::: MATERIAL SHOWN :::

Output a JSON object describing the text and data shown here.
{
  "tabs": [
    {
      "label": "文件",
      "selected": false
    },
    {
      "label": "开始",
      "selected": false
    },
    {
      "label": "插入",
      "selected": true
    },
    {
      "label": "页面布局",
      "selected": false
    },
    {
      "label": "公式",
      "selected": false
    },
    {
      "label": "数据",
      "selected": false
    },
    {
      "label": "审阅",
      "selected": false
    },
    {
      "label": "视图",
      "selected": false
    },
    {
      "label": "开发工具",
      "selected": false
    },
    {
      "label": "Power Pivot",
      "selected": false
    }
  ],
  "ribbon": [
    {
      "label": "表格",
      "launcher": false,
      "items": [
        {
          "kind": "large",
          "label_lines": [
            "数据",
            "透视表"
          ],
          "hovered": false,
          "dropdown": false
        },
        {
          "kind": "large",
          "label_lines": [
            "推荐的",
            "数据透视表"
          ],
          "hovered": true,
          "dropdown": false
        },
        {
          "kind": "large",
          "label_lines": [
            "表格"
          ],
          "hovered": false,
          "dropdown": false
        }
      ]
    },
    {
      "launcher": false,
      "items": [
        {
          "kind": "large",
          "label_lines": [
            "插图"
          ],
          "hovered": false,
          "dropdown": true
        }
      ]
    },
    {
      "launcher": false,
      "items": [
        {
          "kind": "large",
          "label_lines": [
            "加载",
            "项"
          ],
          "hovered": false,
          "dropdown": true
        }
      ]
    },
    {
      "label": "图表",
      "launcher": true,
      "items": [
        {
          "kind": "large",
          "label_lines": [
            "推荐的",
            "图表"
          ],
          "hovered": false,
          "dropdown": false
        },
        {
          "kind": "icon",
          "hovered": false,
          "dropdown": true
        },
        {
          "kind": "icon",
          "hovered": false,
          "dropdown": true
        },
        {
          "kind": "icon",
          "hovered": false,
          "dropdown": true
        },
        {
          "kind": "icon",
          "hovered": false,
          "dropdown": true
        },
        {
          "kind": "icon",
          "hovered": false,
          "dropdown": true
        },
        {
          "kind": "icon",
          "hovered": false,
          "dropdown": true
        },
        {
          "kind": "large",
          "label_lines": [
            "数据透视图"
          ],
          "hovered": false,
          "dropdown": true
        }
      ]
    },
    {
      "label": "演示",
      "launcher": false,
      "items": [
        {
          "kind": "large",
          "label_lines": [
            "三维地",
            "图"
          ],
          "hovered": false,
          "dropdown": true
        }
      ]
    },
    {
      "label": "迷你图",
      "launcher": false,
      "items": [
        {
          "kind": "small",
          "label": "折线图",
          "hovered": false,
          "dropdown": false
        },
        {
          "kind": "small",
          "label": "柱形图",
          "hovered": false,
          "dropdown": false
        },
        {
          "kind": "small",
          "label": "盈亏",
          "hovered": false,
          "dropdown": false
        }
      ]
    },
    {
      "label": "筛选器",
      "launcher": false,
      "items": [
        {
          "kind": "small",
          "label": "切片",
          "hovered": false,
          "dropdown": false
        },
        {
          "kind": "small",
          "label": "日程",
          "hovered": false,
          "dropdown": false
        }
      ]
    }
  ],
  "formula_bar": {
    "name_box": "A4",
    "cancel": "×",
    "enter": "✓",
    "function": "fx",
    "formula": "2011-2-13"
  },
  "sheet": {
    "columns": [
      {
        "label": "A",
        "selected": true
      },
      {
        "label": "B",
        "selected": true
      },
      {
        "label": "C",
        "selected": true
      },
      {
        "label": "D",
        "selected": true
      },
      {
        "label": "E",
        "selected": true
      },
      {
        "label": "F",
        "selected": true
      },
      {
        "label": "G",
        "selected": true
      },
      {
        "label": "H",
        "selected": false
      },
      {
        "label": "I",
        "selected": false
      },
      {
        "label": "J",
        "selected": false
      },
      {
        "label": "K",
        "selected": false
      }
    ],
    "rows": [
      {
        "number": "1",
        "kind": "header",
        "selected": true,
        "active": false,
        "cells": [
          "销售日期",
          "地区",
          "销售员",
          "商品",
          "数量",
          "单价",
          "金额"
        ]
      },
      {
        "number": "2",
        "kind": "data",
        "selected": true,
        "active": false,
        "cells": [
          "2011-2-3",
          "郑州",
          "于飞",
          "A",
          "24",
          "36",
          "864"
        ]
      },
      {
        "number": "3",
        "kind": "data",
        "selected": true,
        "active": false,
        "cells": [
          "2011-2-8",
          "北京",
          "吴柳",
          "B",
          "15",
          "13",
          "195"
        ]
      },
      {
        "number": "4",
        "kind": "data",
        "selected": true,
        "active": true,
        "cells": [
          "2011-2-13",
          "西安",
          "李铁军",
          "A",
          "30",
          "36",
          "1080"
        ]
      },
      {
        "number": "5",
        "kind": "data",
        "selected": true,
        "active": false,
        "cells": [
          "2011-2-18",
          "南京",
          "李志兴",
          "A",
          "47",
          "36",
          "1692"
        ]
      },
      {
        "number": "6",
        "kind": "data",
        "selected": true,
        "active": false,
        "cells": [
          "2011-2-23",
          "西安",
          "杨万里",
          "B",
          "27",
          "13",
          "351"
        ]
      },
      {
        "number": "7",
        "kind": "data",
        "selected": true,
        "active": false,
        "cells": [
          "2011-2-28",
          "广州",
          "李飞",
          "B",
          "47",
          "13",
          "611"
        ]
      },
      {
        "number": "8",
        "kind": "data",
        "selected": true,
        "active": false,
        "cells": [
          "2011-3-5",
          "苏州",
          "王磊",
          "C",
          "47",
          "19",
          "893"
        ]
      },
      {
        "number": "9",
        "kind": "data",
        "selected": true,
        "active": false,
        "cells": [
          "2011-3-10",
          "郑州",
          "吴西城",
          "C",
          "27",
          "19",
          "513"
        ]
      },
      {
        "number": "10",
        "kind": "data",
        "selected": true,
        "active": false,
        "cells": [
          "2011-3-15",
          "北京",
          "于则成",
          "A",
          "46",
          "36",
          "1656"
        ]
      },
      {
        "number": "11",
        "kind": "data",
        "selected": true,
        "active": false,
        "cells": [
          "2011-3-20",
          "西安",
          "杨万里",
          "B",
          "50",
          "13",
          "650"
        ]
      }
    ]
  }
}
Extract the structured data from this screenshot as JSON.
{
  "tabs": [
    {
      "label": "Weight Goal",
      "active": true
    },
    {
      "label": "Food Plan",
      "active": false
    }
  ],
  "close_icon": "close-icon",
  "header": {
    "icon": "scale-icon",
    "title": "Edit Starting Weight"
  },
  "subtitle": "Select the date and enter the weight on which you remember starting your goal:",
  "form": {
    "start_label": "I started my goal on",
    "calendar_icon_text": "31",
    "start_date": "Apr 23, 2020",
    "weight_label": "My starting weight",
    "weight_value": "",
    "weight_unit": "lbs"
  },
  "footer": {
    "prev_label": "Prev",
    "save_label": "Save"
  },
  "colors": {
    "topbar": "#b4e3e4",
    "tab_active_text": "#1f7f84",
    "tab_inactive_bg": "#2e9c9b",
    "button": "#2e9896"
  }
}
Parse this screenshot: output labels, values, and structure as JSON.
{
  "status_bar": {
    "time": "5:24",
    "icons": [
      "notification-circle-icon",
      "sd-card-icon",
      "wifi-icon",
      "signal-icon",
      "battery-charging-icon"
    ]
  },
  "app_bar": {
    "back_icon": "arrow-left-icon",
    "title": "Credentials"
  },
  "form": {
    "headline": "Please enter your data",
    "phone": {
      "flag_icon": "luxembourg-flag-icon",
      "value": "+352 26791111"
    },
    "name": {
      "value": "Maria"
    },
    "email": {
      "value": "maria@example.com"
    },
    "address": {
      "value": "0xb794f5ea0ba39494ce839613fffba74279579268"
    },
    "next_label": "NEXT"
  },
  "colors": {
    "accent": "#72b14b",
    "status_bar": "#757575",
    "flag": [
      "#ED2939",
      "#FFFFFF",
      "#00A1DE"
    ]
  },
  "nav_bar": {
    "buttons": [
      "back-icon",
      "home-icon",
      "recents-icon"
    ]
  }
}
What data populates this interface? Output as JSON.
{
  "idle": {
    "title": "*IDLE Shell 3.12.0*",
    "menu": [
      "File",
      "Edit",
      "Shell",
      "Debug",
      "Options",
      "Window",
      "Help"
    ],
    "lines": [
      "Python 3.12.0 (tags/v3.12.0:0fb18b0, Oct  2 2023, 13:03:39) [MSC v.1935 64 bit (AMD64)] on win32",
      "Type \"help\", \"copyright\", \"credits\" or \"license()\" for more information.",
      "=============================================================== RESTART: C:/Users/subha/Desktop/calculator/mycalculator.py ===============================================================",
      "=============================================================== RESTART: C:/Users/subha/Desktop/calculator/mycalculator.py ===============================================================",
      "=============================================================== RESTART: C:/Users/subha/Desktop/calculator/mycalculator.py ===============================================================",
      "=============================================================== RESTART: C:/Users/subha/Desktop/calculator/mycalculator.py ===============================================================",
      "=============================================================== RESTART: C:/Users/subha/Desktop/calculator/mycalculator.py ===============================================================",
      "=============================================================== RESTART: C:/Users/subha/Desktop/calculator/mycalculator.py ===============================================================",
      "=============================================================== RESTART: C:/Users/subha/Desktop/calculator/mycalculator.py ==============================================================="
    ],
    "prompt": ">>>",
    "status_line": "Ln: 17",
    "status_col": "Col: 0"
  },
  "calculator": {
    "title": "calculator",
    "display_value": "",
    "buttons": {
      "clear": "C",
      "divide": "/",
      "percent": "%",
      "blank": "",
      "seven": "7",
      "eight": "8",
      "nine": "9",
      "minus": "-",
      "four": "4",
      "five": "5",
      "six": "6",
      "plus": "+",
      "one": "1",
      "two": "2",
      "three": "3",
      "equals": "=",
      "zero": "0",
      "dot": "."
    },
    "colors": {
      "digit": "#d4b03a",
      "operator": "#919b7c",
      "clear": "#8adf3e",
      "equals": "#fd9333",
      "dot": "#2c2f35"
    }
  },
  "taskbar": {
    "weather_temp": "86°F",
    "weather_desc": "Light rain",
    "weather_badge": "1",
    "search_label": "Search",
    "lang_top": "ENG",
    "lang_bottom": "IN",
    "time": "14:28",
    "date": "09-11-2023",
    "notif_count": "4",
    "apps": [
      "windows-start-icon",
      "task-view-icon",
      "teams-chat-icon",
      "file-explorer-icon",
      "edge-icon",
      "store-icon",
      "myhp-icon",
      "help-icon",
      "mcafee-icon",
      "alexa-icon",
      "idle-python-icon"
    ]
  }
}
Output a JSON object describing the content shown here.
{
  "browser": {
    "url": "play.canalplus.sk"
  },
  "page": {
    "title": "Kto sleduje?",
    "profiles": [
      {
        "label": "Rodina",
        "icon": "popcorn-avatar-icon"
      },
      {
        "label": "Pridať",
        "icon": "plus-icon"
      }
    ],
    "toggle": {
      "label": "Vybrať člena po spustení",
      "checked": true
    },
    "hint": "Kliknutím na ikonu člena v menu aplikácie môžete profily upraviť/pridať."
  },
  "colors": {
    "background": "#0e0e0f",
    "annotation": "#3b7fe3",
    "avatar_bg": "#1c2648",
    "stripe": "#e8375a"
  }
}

:::

(SET TASK)
Using the records above, please retype only the run of lines from the line holding "Output a JSON object describing the content" through the last line, both ends included.

(OUTPUT)
Output a JSON object describing the content shown here.
{
  "browser": {
    "url": "play.canalplus.sk"
  },
  "page": {
    "title": "Kto sleduje?",
    "profiles": [
      {
        "label": "Rodina",
        "icon": "popcorn-avatar-icon"
      },
      {
        "label": "Pridať",
        "icon": "plus-icon"
      }
    ],
    "toggle": {
      "label": "Vybrať člena po spustení",
      "checked": true
    },
    "hint": "Kliknutím na ikonu člena v menu aplikácie môžete profily upraviť/pridať."
  },
  "colors": {
    "background": "#0e0e0f",
    "annotation": "#3b7fe3",
    "avatar_bg": "#1c2648",
    "stripe": "#e8375a"
  }
}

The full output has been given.